▶ _Aim_
Output all lines exactly, with nothing added or dropped.

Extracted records
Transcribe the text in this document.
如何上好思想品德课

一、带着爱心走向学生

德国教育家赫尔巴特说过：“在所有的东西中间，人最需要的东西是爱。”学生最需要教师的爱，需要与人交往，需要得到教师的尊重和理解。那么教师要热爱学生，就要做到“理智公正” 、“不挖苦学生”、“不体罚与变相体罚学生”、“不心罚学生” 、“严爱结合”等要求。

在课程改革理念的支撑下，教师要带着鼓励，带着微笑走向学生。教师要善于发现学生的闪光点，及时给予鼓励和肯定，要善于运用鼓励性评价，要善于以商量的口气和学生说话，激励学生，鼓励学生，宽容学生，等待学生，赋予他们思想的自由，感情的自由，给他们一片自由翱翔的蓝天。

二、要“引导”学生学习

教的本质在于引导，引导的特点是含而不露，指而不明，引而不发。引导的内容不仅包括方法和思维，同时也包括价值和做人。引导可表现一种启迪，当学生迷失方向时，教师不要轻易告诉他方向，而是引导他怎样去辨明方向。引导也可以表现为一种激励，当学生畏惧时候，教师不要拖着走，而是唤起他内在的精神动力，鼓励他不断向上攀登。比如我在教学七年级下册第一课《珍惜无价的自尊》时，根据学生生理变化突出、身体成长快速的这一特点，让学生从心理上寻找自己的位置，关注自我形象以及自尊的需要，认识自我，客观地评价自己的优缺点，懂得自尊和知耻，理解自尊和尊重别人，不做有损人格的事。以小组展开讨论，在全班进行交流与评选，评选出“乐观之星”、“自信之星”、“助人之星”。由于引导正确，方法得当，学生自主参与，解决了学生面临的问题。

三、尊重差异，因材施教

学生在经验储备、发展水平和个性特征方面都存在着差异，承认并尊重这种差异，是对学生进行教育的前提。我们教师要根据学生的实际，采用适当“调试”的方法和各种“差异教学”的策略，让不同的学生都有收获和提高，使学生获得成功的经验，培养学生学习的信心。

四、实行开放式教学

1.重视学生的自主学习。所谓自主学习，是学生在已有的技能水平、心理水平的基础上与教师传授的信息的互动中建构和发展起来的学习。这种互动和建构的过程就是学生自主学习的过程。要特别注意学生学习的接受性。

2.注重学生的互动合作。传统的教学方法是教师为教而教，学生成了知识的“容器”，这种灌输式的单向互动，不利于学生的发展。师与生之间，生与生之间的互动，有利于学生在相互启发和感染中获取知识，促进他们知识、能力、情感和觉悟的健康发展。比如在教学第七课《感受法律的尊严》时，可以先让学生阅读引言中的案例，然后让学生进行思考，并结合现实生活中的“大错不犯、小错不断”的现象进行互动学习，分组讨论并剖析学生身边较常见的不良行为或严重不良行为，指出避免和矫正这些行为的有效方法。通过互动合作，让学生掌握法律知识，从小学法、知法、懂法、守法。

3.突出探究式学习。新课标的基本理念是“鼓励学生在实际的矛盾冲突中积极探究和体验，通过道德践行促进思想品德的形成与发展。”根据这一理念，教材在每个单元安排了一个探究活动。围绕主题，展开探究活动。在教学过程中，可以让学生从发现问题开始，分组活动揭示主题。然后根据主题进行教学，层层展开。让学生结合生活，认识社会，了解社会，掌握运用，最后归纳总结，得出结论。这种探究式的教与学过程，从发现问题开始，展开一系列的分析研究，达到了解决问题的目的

▶ _The result_
Transcribe the text in this document.
如何上好思想品德课

一、带着爱心走向学生

德国教育家赫尔巴特说过：“在所有的东西中间，人最需要的东西是爱。”学生最需要教师的爱，需要与人交往，需要得到教师的尊重和理解。那么教师要热爱学生，就要做到“理智公正” 、“不挖苦学生”、“不体罚与变相体罚学生”、“不心罚学生” 、“严爱结合”等要求。

在课程改革理念的支撑下，教师要带着鼓励，带着微笑走向学生。教师要善于发现学生的闪光点，及时给予鼓励和肯定，要善于运用鼓励性评价，要善于以商量的口气和学生说话，激励学生，鼓励学生，宽容学生，等待学生，赋予他们思想的自由，感情的自由，给他们一片自由翱翔的蓝天。

二、要“引导”学生学习

教的本质在于引导，引导的特点是含而不露，指而不明，引而不发。引导的内容不仅包括方法和思维，同时也包括价值和做人。引导可表现一种启迪，当学生迷失方向时，教师不要轻易告诉他方向，而是引导他怎样去辨明方向。引导也可以表现为一种激励，当学生畏惧时候，教师不要拖着走，而是唤起他内在的精神动力，鼓励他不断向上攀登。比如我在教学七年级下册第一课《珍惜无价的自尊》时，根据学生生理变化突出、身体成长快速的这一特点，让学生从心理上寻找自己的位置，关注自我形象以及自尊的需要，认识自我，客观地评价自己的优缺点，懂得自尊和知耻，理解自尊和尊重别人，不做有损人格的事。以小组展开讨论，在全班进行交流与评选，评选出“乐观之星”、“自信之星”、“助人之星”。由于引导正确，方法得当，学生自主参与，解决了学生面临的问题。

三、尊重差异，因材施教

学生在经验储备、发展水平和个性特征方面都存在着差异，承认并尊重这种差异，是对学生进行教育的前提。我们教师要根据学生的实际，采用适当“调试”的方法和各种“差异教学”的策略，让不同的学生都有收获和提高，使学生获得成功的经验，培养学生学习的信心。

四、实行开放式教学

1.重视学生的自主学习。所谓自主学习，是学生在已有的技能水平、心理水平的基础上与教师传授的信息的互动中建构和发展起来的学习。这种互动和建构的过程就是学生自主学习的过程。要特别注意学生学习的接受性。

2.注重学生的互动合作。传统的教学方法是教师为教而教，学生成了知识的“容器”，这种灌输式的单向互动，不利于学生的发展。师与生之间，生与生之间的互动，有利于学生在相互启发和感染中获取知识，促进他们知识、能力、情感和觉悟的健康发展。比如在教学第七课《感受法律的尊严》时，可以先让学生阅读引言中的案例，然后让学生进行思考，并结合现实生活中的“大错不犯、小错不断”的现象进行互动学习，分组讨论并剖析学生身边较常见的不良行为或严重不良行为，指出避免和矫正这些行为的有效方法。通过互动合作，让学生掌握法律知识，从小学法、知法、懂法、守法。

3.突出探究式学习。新课标的基本理念是“鼓励学生在实际的矛盾冲突中积极探究和体验，通过道德践行促进思想品德的形成与发展。”根据这一理念，教材在每个单元安排了一个探究活动。围绕主题，展开探究活动。在教学过程中，可以让学生从发现问题开始，分组活动揭示主题。然后根据主题进行教学，层层展开。让学生结合生活，认识社会，了解社会，掌握运用，最后归纳总结，得出结论。这种探究式的教与学过程，从发现问题开始，展开一系列的分析研究，达到了解决问题的目的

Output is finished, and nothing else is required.